--- Directive ---
Go through the records underneath and write each one out again exactly.

--- Data shown ---

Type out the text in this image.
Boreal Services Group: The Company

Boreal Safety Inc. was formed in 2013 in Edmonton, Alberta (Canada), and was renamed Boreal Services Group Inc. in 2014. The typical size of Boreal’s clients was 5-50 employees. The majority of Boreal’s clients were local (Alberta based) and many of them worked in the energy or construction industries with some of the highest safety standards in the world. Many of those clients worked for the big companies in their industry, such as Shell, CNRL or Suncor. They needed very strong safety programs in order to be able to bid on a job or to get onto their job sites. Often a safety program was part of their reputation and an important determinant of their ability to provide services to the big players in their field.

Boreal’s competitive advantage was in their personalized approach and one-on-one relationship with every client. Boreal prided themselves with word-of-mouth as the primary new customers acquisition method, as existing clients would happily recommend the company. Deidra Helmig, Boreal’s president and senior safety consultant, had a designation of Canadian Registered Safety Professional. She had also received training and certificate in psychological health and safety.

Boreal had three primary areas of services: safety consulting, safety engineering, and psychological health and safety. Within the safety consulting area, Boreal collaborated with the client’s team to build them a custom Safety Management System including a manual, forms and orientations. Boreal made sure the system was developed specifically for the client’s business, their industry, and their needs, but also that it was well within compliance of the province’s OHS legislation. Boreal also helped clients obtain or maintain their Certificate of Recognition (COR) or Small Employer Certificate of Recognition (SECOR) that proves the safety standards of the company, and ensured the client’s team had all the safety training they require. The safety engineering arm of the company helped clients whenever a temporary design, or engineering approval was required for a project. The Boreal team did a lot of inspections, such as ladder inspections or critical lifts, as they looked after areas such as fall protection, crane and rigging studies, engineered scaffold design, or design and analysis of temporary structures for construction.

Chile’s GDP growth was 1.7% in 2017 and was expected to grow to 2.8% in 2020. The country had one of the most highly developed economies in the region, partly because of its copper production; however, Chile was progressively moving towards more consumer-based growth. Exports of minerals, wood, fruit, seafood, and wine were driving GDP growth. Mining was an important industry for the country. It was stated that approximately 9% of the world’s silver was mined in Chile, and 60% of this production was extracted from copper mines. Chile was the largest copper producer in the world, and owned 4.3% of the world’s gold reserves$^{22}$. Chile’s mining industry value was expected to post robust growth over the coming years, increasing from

--- Correct output ---
Type out the text in this image.
Boreal Services Group: The Company

Boreal Safety Inc. was formed in 2013 in Edmonton, Alberta (Canada), and was renamed Boreal Services Group Inc. in 2014. The typical size of Boreal’s clients was 5-50 employees. The majority of Boreal’s clients were local (Alberta based) and many of them worked in the energy or construction industries with some of the highest safety standards in the world. Many of those clients worked for the big companies in their industry, such as Shell, CNRL or Suncor. They needed very strong safety programs in order to be able to bid on a job or to get onto their job sites. Often a safety program was part of their reputation and an important determinant of their ability to provide services to the big players in their field.

Boreal’s competitive advantage was in their personalized approach and one-on-one relationship with every client. Boreal prided themselves with word-of-mouth as the primary new customers acquisition method, as existing clients would happily recommend the company. Deidra Helmig, Boreal’s president and senior safety consultant, had a designation of Canadian Registered Safety Professional. She had also received training and certificate in psychological health and safety.

Boreal had three primary areas of services: safety consulting, safety engineering, and psychological health and safety. Within the safety consulting area, Boreal collaborated with the client’s team to build them a custom Safety Management System including a manual, forms and orientations. Boreal made sure the system was developed specifically for the client’s business, their industry, and their needs, but also that it was well within compliance of the province’s OHS legislation. Boreal also helped clients obtain or maintain their Certificate of Recognition (COR) or Small Employer Certificate of Recognition (SECOR) that proves the safety standards of the company, and ensured the client’s team had all the safety training they require. The safety engineering arm of the company helped clients whenever a temporary design, or engineering approval was required for a project. The Boreal team did a lot of inspections, such as ladder inspections or critical lifts, as they looked after areas such as fall protection, crane and rigging studies, engineered scaffold design, or design and analysis of temporary structures for construction.

Chile’s GDP growth was 1.7% in 2017 and was expected to grow to 2.8% in 2020. The country had one of the most highly developed economies in the region, partly because of its copper production; however, Chile was progressively moving towards more consumer-based growth. Exports of minerals, wood, fruit, seafood, and wine were driving GDP growth. Mining was an important industry for the country. It was stated that approximately 9% of the world’s silver was mined in Chile, and 60% of this production was extracted from copper mines. Chile was the largest copper producer in the world, and owned 4.3% of the world’s gold reserves$^{22}$. Chile’s mining industry value was expected to post robust growth over the coming years, increasing from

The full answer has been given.